▶ **Task brief**
Lines holding the string "from" are the ones to copy; find them all in the data.
========================================================================
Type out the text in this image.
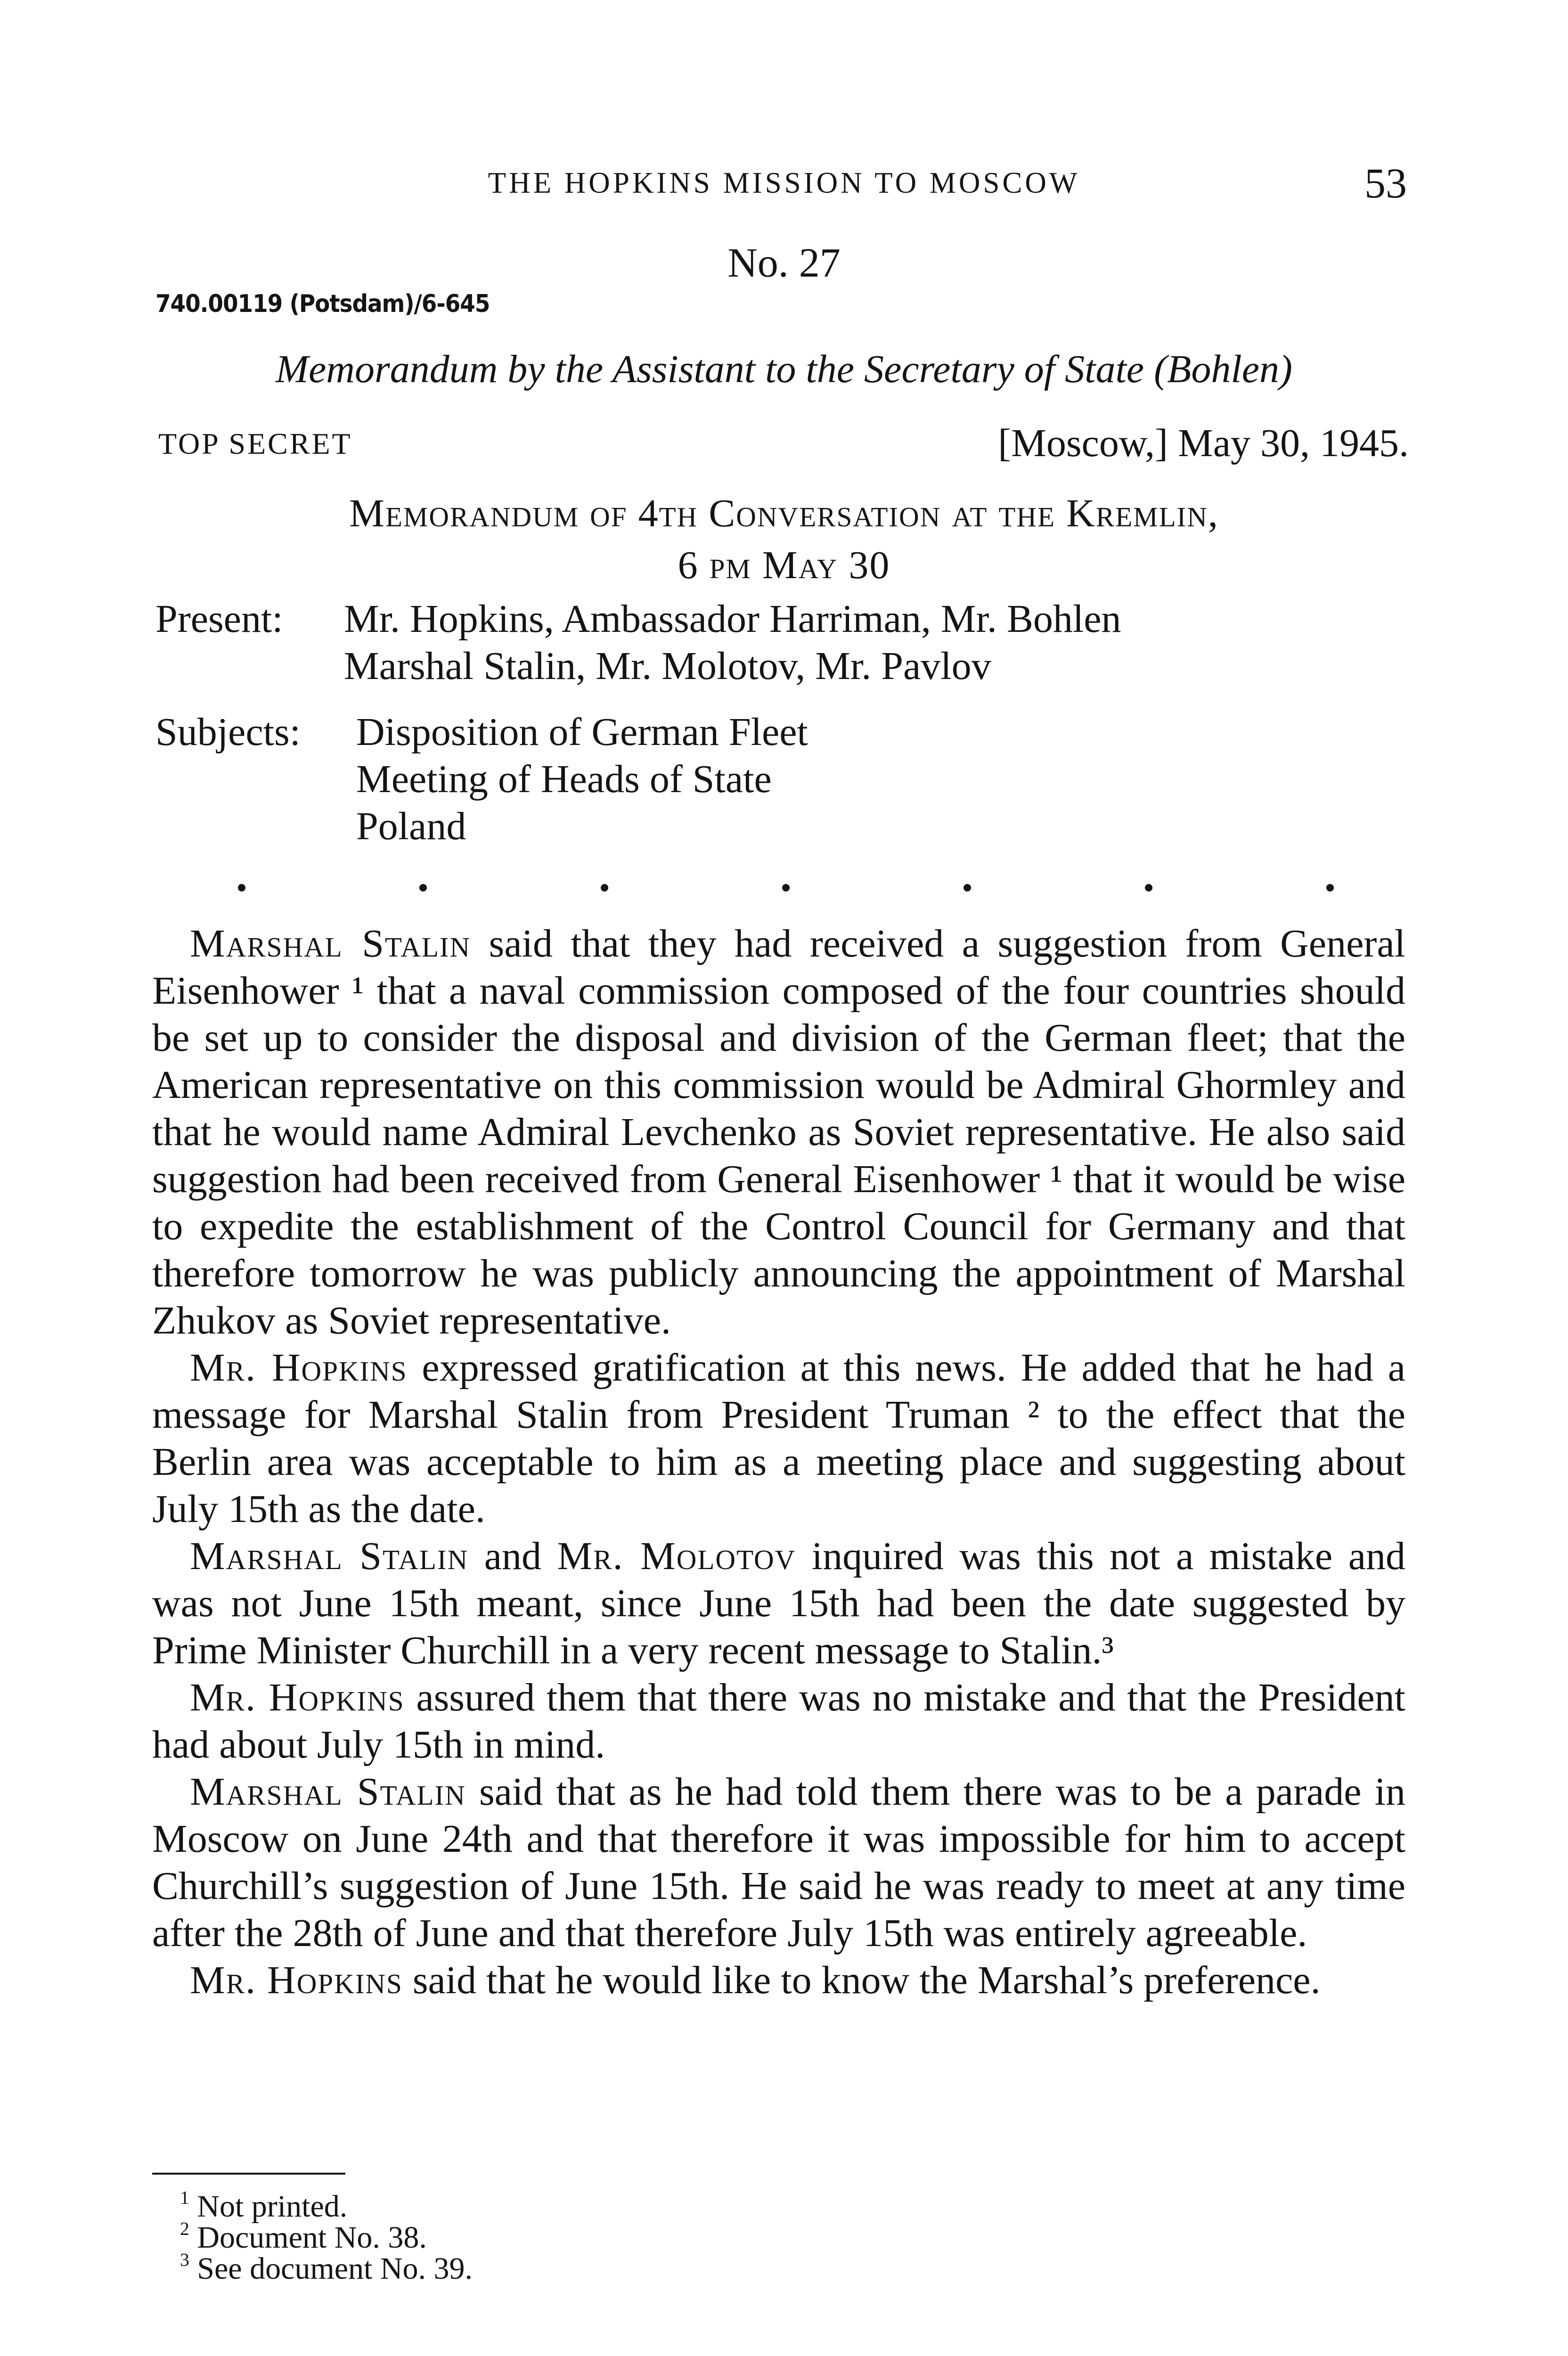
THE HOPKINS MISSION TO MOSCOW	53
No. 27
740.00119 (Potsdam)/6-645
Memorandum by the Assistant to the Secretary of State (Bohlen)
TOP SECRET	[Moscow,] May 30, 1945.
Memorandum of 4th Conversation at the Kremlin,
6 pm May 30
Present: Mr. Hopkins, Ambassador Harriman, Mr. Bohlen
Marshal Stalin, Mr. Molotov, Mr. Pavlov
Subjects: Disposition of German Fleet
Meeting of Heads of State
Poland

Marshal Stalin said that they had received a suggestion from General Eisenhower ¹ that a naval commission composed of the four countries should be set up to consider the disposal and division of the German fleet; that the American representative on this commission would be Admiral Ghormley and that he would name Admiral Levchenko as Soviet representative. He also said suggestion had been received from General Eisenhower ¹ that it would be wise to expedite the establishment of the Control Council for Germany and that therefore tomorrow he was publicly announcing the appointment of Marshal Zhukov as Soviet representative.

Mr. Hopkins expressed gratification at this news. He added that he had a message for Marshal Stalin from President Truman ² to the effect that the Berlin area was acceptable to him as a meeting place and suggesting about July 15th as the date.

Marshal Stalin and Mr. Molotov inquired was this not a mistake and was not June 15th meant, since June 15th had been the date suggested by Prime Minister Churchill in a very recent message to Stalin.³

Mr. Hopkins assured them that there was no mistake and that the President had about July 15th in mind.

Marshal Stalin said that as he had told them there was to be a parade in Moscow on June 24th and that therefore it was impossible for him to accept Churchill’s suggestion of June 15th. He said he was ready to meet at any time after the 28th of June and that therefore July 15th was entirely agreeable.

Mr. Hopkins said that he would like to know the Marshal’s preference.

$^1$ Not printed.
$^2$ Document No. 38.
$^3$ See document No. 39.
========================================================================
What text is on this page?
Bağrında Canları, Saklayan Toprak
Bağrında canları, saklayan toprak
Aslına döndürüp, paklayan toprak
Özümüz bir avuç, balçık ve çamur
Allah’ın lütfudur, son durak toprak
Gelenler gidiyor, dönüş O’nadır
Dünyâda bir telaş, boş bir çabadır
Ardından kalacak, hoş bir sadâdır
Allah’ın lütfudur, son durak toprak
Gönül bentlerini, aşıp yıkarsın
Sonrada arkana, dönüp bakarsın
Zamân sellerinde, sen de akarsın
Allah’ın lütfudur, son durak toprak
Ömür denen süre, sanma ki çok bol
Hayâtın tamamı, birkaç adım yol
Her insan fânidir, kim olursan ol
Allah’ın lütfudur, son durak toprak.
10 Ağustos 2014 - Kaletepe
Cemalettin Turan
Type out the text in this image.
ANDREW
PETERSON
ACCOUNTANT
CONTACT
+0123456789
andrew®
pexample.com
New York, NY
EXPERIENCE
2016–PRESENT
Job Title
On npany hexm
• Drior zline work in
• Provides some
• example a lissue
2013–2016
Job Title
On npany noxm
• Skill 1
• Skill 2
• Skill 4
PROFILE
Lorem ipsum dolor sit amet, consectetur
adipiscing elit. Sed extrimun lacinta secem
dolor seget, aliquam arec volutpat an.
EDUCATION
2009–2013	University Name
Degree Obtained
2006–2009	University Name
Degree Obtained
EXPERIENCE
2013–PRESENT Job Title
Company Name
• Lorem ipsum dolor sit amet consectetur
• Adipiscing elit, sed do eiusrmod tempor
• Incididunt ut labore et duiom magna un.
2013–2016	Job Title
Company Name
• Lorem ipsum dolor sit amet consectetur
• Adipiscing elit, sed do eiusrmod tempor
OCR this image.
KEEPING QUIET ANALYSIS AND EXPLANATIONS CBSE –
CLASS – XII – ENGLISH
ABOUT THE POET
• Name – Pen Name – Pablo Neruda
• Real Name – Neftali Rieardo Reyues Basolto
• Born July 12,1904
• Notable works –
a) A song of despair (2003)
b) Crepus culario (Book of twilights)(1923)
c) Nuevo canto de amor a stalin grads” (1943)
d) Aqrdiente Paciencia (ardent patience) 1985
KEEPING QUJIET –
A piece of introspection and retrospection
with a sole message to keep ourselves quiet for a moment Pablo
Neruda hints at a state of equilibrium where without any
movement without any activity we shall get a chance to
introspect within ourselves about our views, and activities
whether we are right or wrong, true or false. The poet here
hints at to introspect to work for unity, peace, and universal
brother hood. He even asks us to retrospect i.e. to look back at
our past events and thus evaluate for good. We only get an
========================================================================
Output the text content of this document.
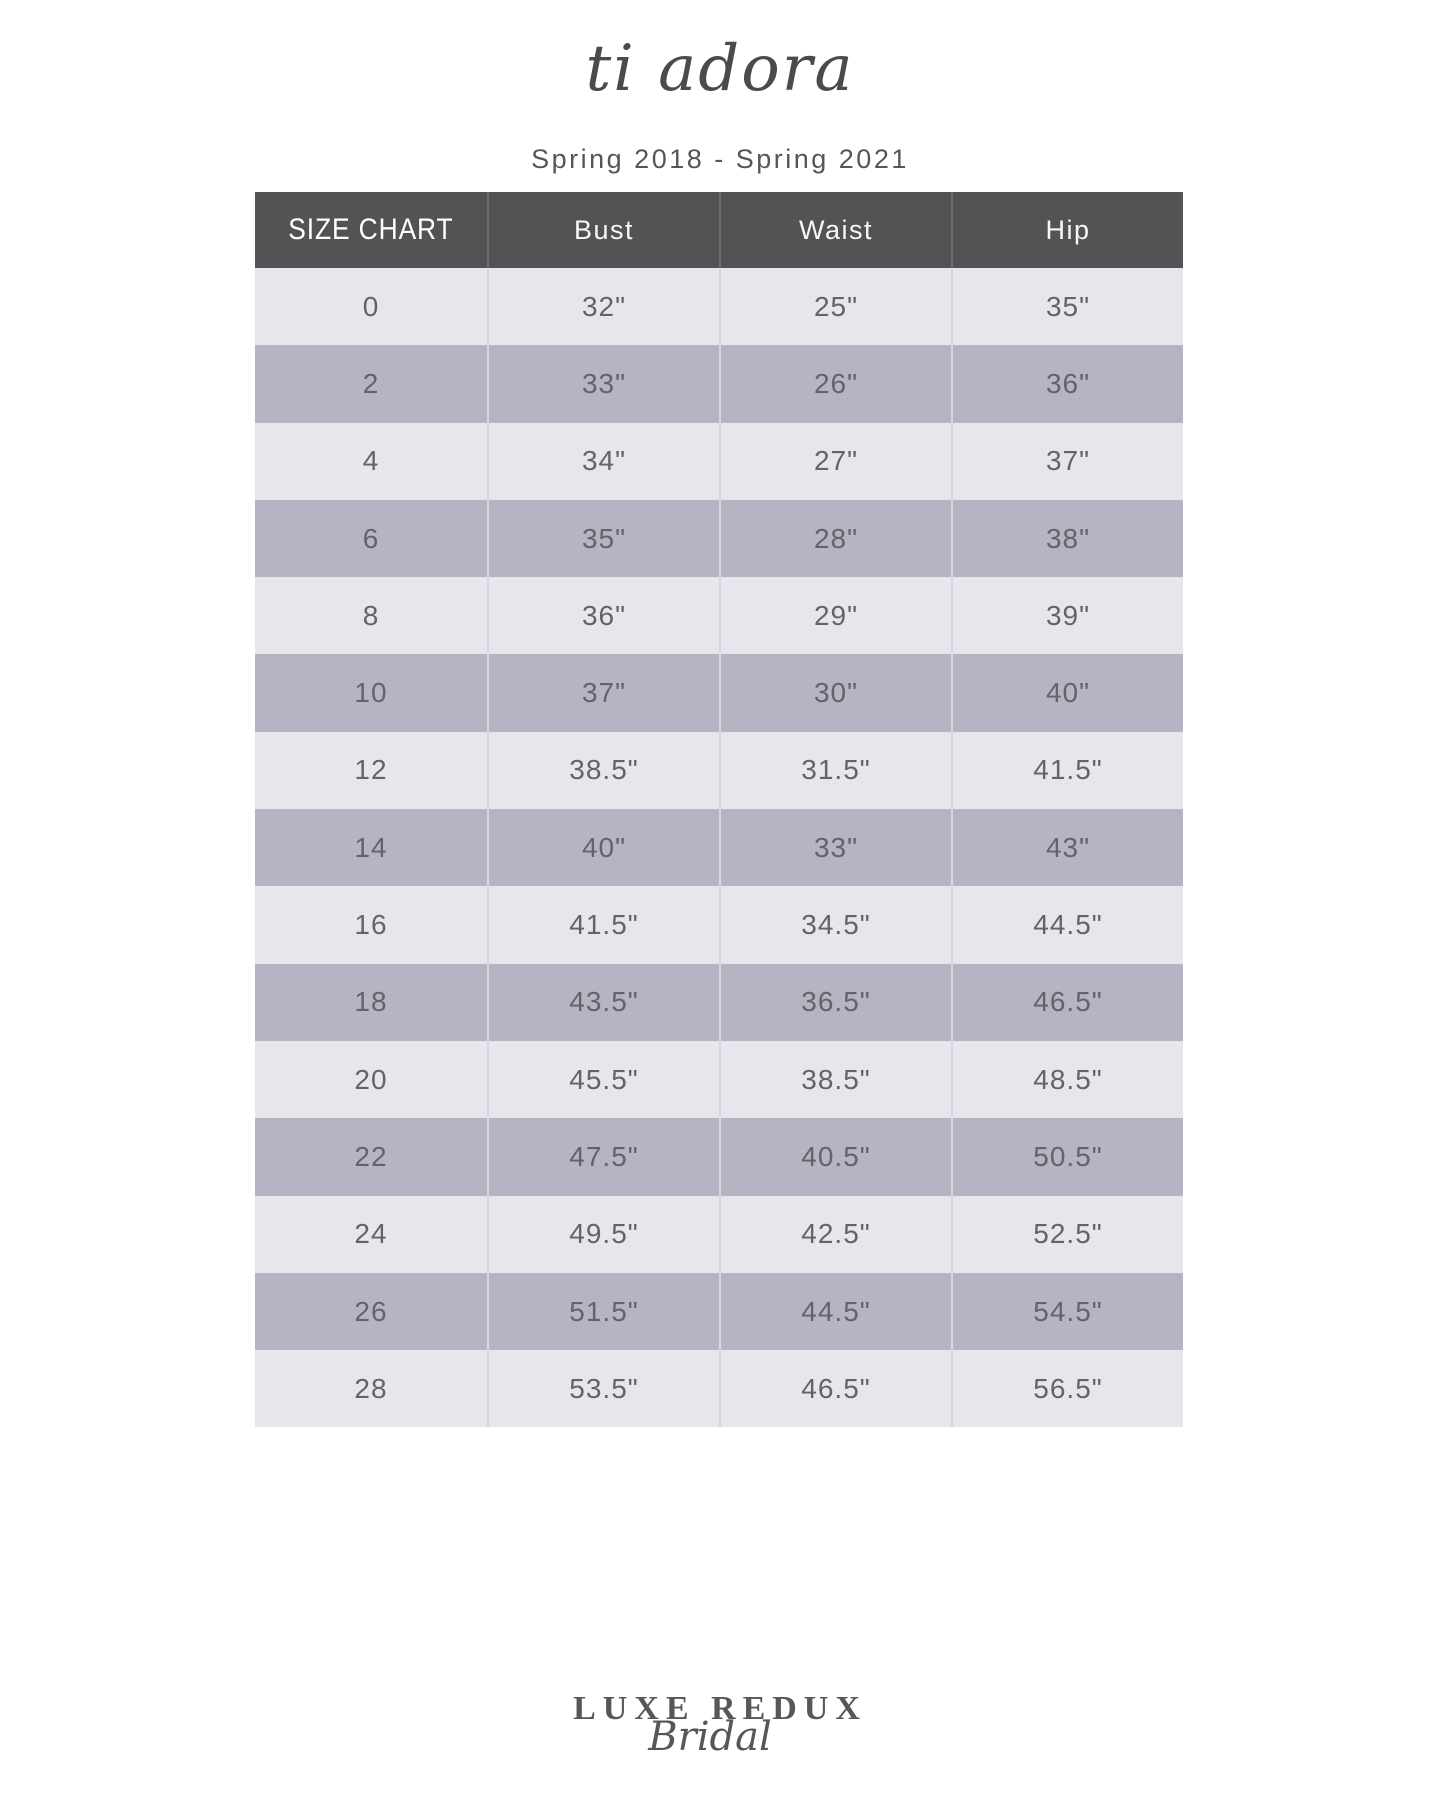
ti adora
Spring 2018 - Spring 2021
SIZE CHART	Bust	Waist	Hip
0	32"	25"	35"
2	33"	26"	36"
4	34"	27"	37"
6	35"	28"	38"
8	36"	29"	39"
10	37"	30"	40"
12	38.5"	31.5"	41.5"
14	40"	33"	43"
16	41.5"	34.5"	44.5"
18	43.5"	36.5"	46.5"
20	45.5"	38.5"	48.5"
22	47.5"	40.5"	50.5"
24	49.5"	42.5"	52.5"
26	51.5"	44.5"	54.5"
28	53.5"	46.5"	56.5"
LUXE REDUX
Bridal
========================================================================
▶ **Written answer**
Marshal Stalin said that they had received a suggestion from General Eisenhower ¹ that a naval commission composed of the four countries should be set up to consider the disposal and division of the German fleet; that the American representative on this commission would be Admiral Ghormley and that he would name Admiral Levchenko as Soviet representative. He also said suggestion had been received from General Eisenhower ¹ that it would be wise to expedite the establishment of the Control Council for Germany and that therefore tomorrow he was publicly announcing the appointment of Marshal Zhukov as Soviet representative.
Mr. Hopkins expressed gratification at this news. He added that he had a message for Marshal Stalin from President Truman ² to the effect that the Berlin area was acceptable to him as a meeting place and suggesting about July 15th as the date.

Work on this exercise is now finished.